### Task statement
Every line below that holds the string "ylabel" should be copied out.

### The records
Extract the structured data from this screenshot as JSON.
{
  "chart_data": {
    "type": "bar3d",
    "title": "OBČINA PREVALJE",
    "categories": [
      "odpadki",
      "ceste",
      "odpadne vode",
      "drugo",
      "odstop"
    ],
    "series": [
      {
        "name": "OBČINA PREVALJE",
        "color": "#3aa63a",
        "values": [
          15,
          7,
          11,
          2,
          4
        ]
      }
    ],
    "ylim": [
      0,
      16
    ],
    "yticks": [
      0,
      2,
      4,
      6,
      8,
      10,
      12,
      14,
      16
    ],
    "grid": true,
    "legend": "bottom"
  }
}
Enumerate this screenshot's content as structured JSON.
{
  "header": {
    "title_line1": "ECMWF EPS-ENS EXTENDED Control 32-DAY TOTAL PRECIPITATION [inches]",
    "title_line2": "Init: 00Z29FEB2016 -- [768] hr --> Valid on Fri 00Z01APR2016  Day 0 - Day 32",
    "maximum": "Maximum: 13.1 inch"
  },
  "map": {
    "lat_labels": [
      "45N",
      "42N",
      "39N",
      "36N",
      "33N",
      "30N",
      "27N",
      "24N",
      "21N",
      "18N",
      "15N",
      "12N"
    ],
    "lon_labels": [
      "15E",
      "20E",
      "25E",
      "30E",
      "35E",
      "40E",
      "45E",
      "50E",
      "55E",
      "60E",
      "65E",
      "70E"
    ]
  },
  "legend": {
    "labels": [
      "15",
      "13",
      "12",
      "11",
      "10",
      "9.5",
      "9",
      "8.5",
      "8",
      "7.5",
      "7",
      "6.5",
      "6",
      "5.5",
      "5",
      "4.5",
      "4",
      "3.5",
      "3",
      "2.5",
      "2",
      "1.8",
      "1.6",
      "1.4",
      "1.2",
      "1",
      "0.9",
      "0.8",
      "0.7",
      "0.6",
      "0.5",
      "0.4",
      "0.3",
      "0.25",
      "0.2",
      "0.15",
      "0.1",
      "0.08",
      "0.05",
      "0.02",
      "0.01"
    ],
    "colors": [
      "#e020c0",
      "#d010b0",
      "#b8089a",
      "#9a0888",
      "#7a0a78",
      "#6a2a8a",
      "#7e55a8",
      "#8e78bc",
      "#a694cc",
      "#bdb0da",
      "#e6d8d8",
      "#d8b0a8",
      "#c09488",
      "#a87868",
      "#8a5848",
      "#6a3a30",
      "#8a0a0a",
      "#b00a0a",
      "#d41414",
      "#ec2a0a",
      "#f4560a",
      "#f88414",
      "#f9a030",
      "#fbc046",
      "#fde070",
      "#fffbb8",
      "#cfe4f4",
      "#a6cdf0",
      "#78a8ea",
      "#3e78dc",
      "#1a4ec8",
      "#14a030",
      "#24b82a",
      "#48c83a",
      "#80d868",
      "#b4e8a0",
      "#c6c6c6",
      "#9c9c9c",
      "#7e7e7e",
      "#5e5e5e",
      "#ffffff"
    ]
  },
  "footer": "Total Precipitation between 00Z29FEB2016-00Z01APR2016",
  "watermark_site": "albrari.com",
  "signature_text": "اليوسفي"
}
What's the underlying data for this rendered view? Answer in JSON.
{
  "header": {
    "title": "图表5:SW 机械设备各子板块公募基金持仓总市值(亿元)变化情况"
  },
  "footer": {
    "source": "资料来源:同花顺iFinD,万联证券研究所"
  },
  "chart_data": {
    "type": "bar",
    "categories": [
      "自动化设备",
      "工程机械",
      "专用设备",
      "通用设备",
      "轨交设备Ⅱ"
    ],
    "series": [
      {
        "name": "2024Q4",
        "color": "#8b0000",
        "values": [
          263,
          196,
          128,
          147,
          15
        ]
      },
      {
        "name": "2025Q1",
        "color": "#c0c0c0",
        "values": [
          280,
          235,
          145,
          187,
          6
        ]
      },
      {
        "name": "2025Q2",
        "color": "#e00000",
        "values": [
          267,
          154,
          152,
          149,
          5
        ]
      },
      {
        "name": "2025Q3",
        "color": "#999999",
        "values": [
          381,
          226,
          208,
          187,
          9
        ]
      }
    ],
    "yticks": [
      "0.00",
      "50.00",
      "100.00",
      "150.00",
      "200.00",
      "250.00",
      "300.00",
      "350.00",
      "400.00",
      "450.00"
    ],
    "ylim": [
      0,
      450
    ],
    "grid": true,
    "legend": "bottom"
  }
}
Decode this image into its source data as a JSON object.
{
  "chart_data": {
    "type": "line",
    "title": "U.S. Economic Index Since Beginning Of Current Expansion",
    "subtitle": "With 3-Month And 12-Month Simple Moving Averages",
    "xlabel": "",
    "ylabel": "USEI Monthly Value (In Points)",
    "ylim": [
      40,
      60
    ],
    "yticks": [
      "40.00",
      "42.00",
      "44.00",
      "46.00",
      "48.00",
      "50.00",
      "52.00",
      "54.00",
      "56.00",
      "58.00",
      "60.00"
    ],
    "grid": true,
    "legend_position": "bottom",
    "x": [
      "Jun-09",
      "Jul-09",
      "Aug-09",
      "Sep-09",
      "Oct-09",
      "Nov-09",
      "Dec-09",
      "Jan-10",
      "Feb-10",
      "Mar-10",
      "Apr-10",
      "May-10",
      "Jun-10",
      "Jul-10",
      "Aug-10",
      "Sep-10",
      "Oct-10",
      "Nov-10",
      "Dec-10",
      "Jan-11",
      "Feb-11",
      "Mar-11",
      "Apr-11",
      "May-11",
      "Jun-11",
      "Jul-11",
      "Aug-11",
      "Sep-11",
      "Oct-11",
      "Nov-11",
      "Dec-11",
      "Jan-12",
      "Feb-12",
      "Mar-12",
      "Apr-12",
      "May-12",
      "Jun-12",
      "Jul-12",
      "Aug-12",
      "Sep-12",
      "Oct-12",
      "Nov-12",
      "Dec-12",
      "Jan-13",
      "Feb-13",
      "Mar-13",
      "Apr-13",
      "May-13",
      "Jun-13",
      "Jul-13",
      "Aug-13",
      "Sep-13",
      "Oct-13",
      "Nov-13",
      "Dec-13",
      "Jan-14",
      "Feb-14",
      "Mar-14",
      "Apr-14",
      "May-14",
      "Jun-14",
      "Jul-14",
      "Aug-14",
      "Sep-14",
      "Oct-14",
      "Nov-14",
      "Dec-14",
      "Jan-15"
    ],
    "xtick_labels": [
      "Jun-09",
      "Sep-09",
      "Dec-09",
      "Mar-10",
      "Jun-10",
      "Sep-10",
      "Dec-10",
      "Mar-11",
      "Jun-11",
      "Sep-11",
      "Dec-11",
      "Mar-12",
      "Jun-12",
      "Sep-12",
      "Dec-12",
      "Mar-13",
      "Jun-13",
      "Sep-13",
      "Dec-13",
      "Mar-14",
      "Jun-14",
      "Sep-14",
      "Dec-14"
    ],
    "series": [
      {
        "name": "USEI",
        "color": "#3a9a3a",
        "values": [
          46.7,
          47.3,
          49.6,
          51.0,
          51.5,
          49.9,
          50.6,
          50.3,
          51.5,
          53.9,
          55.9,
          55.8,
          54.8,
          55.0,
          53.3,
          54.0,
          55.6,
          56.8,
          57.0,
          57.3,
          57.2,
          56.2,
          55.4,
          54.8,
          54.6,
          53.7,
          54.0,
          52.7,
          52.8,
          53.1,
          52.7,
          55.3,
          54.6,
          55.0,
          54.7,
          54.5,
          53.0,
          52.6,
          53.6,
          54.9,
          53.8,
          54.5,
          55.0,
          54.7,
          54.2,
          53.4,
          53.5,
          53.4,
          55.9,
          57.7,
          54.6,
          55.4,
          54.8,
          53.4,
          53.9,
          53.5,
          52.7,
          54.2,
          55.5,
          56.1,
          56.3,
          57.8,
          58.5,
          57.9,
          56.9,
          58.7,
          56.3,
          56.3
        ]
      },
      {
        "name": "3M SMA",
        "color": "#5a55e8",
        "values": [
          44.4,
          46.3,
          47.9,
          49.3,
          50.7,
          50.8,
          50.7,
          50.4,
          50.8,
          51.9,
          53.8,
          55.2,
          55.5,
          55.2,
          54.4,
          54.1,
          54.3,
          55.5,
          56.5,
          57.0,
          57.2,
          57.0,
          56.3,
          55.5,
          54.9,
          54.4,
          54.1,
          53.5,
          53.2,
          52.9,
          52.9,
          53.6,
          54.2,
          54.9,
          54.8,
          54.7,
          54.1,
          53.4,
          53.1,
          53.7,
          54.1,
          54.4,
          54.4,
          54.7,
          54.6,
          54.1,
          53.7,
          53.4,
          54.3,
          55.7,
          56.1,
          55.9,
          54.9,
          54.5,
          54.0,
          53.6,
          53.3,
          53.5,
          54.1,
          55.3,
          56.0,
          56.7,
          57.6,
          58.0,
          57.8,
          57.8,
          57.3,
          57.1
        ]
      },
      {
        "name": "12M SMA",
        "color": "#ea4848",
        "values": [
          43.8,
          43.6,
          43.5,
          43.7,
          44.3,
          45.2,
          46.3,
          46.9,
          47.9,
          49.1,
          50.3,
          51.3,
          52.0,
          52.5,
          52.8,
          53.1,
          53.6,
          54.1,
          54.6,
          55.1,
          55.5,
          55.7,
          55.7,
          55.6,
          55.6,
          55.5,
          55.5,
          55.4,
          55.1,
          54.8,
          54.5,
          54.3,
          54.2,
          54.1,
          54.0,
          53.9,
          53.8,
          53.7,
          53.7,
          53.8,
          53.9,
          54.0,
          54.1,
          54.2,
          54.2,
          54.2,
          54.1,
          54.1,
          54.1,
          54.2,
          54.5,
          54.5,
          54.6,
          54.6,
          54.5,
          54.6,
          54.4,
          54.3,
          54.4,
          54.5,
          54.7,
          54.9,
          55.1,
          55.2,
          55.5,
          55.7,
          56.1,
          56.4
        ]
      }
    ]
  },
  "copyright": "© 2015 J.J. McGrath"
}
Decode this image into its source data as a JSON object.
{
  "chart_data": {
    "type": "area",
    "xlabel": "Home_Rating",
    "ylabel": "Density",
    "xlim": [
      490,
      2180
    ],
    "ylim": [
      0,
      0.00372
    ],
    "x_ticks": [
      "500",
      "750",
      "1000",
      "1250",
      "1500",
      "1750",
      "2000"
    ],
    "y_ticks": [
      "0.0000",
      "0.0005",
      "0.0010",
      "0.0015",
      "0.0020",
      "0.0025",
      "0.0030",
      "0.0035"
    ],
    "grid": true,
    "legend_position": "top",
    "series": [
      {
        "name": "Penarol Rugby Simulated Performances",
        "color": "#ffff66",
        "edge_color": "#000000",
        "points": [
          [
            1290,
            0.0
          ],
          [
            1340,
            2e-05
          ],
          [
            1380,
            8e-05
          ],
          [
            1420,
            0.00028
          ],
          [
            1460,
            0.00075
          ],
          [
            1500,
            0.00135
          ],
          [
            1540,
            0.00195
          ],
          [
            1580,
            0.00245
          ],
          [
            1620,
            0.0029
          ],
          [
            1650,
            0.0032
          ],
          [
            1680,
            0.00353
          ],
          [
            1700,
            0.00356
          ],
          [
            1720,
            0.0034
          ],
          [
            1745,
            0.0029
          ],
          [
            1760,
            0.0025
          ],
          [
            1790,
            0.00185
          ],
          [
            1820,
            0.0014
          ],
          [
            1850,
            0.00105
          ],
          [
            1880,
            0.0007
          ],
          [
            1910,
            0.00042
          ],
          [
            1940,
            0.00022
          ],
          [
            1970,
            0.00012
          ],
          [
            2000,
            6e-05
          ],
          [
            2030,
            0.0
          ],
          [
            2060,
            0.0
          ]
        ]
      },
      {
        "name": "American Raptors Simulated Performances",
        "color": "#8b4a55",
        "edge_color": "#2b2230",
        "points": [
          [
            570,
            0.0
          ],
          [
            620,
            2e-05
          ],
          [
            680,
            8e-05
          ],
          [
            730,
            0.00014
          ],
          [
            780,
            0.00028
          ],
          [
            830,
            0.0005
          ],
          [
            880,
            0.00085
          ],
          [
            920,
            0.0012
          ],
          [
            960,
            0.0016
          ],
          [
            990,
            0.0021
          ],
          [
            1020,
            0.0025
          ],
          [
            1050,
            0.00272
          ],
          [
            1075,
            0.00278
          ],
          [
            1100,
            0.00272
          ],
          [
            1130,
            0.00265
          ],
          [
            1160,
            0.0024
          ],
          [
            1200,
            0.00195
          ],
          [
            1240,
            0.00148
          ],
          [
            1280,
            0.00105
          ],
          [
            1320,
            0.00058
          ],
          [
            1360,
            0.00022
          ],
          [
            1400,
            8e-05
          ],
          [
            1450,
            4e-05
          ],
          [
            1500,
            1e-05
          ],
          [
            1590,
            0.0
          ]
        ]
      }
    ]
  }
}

### Solution to the problem
    "ylabel": "USEI Monthly Value (In Points)",
    "ylabel": "Density",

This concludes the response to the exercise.